### EXERCISE OBJECTIVE
Look below for the line containing "Read all visible content and emit it as JSON.", then write out that line and every line after it to the end, exactly, minus the pictures.
** START **
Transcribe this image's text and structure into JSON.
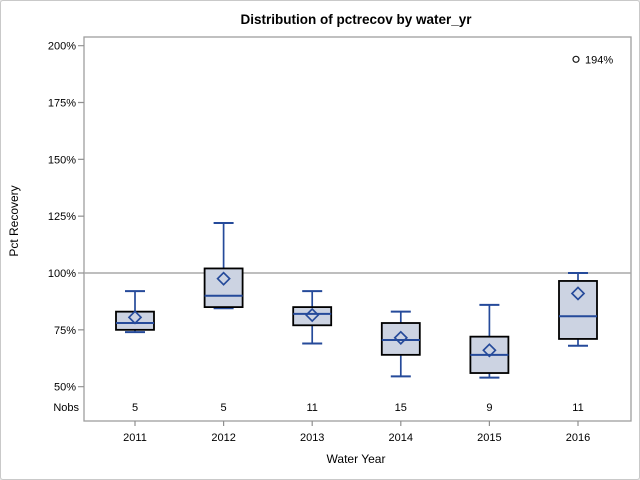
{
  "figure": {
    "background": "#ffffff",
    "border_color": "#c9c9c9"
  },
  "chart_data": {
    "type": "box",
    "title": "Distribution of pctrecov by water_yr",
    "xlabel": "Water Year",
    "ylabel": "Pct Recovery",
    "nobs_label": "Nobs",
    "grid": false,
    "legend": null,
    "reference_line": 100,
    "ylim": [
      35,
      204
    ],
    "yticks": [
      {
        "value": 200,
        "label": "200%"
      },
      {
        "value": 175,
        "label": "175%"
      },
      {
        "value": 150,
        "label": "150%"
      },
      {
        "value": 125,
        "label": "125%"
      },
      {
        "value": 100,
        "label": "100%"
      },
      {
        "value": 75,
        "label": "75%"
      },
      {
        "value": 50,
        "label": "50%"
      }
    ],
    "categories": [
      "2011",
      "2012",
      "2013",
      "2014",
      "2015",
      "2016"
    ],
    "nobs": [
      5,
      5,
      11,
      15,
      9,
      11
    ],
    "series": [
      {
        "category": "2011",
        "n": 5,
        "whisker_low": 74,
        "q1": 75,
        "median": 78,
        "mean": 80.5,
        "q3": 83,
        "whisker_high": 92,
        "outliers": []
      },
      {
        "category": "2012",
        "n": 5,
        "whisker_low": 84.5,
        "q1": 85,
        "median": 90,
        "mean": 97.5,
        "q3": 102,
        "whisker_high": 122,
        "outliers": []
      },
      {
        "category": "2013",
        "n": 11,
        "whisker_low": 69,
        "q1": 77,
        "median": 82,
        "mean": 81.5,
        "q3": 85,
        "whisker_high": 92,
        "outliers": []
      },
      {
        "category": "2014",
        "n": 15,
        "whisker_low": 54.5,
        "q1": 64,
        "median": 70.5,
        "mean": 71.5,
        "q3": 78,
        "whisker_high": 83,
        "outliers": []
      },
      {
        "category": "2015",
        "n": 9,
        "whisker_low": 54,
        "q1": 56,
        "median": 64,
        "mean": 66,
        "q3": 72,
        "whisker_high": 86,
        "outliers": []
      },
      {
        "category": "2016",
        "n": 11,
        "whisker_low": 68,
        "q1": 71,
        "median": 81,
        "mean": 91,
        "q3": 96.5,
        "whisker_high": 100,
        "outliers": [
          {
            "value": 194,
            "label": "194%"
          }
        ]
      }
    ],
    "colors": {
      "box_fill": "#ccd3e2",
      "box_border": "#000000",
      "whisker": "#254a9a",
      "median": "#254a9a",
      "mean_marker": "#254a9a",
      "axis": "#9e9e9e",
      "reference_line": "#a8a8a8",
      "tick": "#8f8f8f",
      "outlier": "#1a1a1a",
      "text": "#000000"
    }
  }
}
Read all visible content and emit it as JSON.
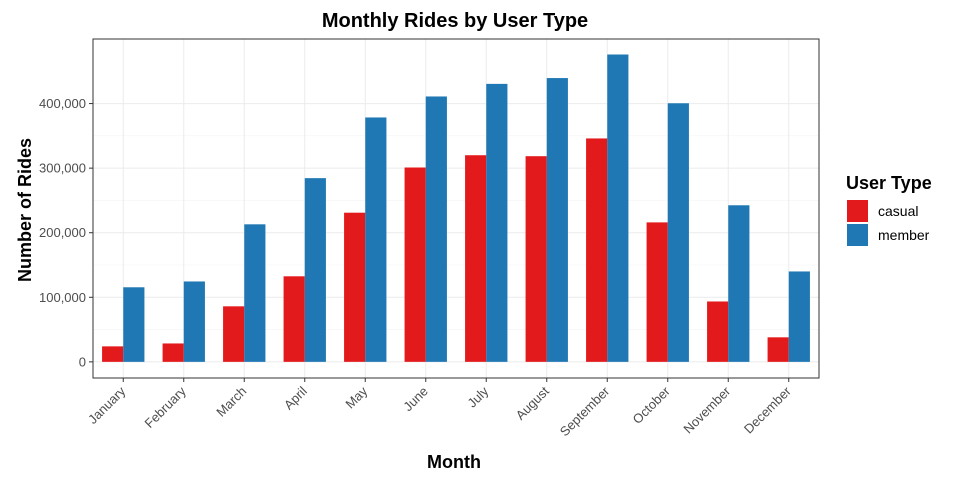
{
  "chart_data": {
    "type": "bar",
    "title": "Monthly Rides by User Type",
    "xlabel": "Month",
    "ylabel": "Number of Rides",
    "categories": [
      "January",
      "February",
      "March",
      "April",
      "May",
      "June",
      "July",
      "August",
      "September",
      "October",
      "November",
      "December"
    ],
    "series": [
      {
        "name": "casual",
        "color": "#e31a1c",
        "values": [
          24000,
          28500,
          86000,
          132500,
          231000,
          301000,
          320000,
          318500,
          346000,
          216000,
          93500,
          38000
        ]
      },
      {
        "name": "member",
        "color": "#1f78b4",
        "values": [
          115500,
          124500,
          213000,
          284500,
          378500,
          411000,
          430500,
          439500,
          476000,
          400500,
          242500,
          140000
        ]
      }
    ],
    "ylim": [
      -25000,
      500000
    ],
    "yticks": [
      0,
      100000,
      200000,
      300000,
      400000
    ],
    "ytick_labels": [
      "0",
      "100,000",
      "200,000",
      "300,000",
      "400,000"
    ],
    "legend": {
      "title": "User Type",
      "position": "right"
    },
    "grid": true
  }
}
** END **
### RESULT OF THE TASK
Read all visible content and emit it as JSON.
{
  "chart_data": {
    "type": "bar",
    "title": "Monthly Rides by User Type",
    "xlabel": "Month",
    "ylabel": "Number of Rides",
    "categories": [
      "January",
      "February",
      "March",
      "April",
      "May",
      "June",
      "July",
      "August",
      "September",
      "October",
      "November",
      "December"
    ],
    "series": [
      {
        "name": "casual",
        "color": "#e31a1c",
        "values": [
          24000,
          28500,
          86000,
          132500,
          231000,
          301000,
          320000,
          318500,
          346000,
          216000,
          93500,
          38000
        ]
      },
      {
        "name": "member",
        "color": "#1f78b4",
        "values": [
          115500,
          124500,
          213000,
          284500,
          378500,
          411000,
          430500,
          439500,
          476000,
          400500,
          242500,
          140000
        ]
      }
    ],
    "ylim": [
      -25000,
      500000
    ],
    "yticks": [
      0,
      100000,
      200000,
      300000,
      400000
    ],
    "ytick_labels": [
      "0",
      "100,000",
      "200,000",
      "300,000",
      "400,000"
    ],
    "legend": {
      "title": "User Type",
      "position": "right"
    },
    "grid": true
  }
}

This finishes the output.